## Start
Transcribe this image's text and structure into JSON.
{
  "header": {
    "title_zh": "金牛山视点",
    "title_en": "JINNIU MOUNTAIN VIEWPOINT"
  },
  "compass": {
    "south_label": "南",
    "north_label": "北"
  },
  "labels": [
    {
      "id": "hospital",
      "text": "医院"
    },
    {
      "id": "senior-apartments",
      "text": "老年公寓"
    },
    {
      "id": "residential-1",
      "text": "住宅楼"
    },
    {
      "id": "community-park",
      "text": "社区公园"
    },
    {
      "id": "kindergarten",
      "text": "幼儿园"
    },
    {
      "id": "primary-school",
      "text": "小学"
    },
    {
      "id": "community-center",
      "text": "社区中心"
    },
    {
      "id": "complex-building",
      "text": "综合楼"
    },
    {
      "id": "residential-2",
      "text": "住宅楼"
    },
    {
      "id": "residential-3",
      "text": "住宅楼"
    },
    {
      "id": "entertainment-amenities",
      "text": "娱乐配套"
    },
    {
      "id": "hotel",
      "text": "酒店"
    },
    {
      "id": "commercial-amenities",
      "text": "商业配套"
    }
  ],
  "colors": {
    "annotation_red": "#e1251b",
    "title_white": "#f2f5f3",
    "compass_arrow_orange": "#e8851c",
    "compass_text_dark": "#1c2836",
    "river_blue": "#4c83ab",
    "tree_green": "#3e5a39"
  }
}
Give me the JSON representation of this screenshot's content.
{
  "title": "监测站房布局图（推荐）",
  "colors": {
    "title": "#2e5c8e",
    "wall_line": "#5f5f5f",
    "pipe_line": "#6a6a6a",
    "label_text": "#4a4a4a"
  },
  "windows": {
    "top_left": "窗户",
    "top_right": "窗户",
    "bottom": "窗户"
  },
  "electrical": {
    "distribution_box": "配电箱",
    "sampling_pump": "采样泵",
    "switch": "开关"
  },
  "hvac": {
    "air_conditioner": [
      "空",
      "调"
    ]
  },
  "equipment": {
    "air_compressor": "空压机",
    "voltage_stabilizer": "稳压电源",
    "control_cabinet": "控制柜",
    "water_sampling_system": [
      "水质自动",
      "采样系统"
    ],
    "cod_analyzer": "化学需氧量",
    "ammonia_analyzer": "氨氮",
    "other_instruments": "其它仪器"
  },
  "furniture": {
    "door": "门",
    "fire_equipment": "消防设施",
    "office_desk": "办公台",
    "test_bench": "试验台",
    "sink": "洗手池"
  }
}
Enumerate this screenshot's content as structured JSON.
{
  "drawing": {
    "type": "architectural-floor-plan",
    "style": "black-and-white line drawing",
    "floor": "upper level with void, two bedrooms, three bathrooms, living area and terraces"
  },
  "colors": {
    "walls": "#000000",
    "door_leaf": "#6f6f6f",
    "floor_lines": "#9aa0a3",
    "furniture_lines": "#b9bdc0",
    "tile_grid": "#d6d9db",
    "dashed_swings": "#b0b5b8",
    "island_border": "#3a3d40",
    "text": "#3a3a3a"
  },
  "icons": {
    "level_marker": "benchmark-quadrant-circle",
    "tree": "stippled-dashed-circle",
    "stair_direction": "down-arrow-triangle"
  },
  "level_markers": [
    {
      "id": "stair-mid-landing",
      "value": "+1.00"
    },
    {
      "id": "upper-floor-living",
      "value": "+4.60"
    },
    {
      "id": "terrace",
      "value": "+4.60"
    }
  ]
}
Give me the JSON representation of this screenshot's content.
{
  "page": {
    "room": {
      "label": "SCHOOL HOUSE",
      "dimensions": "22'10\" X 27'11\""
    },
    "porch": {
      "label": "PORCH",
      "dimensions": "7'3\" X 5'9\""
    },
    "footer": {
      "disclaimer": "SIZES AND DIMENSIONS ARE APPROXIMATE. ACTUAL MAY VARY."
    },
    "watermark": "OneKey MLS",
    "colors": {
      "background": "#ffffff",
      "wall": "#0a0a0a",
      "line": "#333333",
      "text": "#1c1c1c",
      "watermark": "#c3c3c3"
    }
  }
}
## End
## TASK TO CARRY OUT:
Retype the listing exactly, in full.

## FINAL RESULT:
Transcribe this image's text and structure into JSON.
{
  "header": {
    "title_zh": "金牛山视点",
    "title_en": "JINNIU MOUNTAIN VIEWPOINT"
  },
  "compass": {
    "south_label": "南",
    "north_label": "北"
  },
  "labels": [
    {
      "id": "hospital",
      "text": "医院"
    },
    {
      "id": "senior-apartments",
      "text": "老年公寓"
    },
    {
      "id": "residential-1",
      "text": "住宅楼"
    },
    {
      "id": "community-park",
      "text": "社区公园"
    },
    {
      "id": "kindergarten",
      "text": "幼儿园"
    },
    {
      "id": "primary-school",
      "text": "小学"
    },
    {
      "id": "community-center",
      "text": "社区中心"
    },
    {
      "id": "complex-building",
      "text": "综合楼"
    },
    {
      "id": "residential-2",
      "text": "住宅楼"
    },
    {
      "id": "residential-3",
      "text": "住宅楼"
    },
    {
      "id": "entertainment-amenities",
      "text": "娱乐配套"
    },
    {
      "id": "hotel",
      "text": "酒店"
    },
    {
      "id": "commercial-amenities",
      "text": "商业配套"
    }
  ],
  "colors": {
    "annotation_red": "#e1251b",
    "title_white": "#f2f5f3",
    "compass_arrow_orange": "#e8851c",
    "compass_text_dark": "#1c2836",
    "river_blue": "#4c83ab",
    "tree_green": "#3e5a39"
  }
}
Give me the JSON representation of this screenshot's content.
{
  "title": "监测站房布局图（推荐）",
  "colors": {
    "title": "#2e5c8e",
    "wall_line": "#5f5f5f",
    "pipe_line": "#6a6a6a",
    "label_text": "#4a4a4a"
  },
  "windows": {
    "top_left": "窗户",
    "top_right": "窗户",
    "bottom": "窗户"
  },
  "electrical": {
    "distribution_box": "配电箱",
    "sampling_pump": "采样泵",
    "switch": "开关"
  },
  "hvac": {
    "air_conditioner": [
      "空",
      "调"
    ]
  },
  "equipment": {
    "air_compressor": "空压机",
    "voltage_stabilizer": "稳压电源",
    "control_cabinet": "控制柜",
    "water_sampling_system": [
      "水质自动",
      "采样系统"
    ],
    "cod_analyzer": "化学需氧量",
    "ammonia_analyzer": "氨氮",
    "other_instruments": "其它仪器"
  },
  "furniture": {
    "door": "门",
    "fire_equipment": "消防设施",
    "office_desk": "办公台",
    "test_bench": "试验台",
    "sink": "洗手池"
  }
}
Enumerate this screenshot's content as structured JSON.
{
  "drawing": {
    "type": "architectural-floor-plan",
    "style": "black-and-white line drawing",
    "floor": "upper level with void, two bedrooms, three bathrooms, living area and terraces"
  },
  "colors": {
    "walls": "#000000",
    "door_leaf": "#6f6f6f",
    "floor_lines": "#9aa0a3",
    "furniture_lines": "#b9bdc0",
    "tile_grid": "#d6d9db",
    "dashed_swings": "#b0b5b8",
    "island_border": "#3a3d40",
    "text": "#3a3a3a"
  },
  "icons": {
    "level_marker": "benchmark-quadrant-circle",
    "tree": "stippled-dashed-circle",
    "stair_direction": "down-arrow-triangle"
  },
  "level_markers": [
    {
      "id": "stair-mid-landing",
      "value": "+1.00"
    },
    {
      "id": "upper-floor-living",
      "value": "+4.60"
    },
    {
      "id": "terrace",
      "value": "+4.60"
    }
  ]
}
Give me the JSON representation of this screenshot's content.
{
  "page": {
    "room": {
      "label": "SCHOOL HOUSE",
      "dimensions": "22'10\" X 27'11\""
    },
    "porch": {
      "label": "PORCH",
      "dimensions": "7'3\" X 5'9\""
    },
    "footer": {
      "disclaimer": "SIZES AND DIMENSIONS ARE APPROXIMATE. ACTUAL MAY VARY."
    },
    "watermark": "OneKey MLS",
    "colors": {
      "background": "#ffffff",
      "wall": "#0a0a0a",
      "line": "#333333",
      "text": "#1c1c1c",
      "watermark": "#c3c3c3"
    }
  }
}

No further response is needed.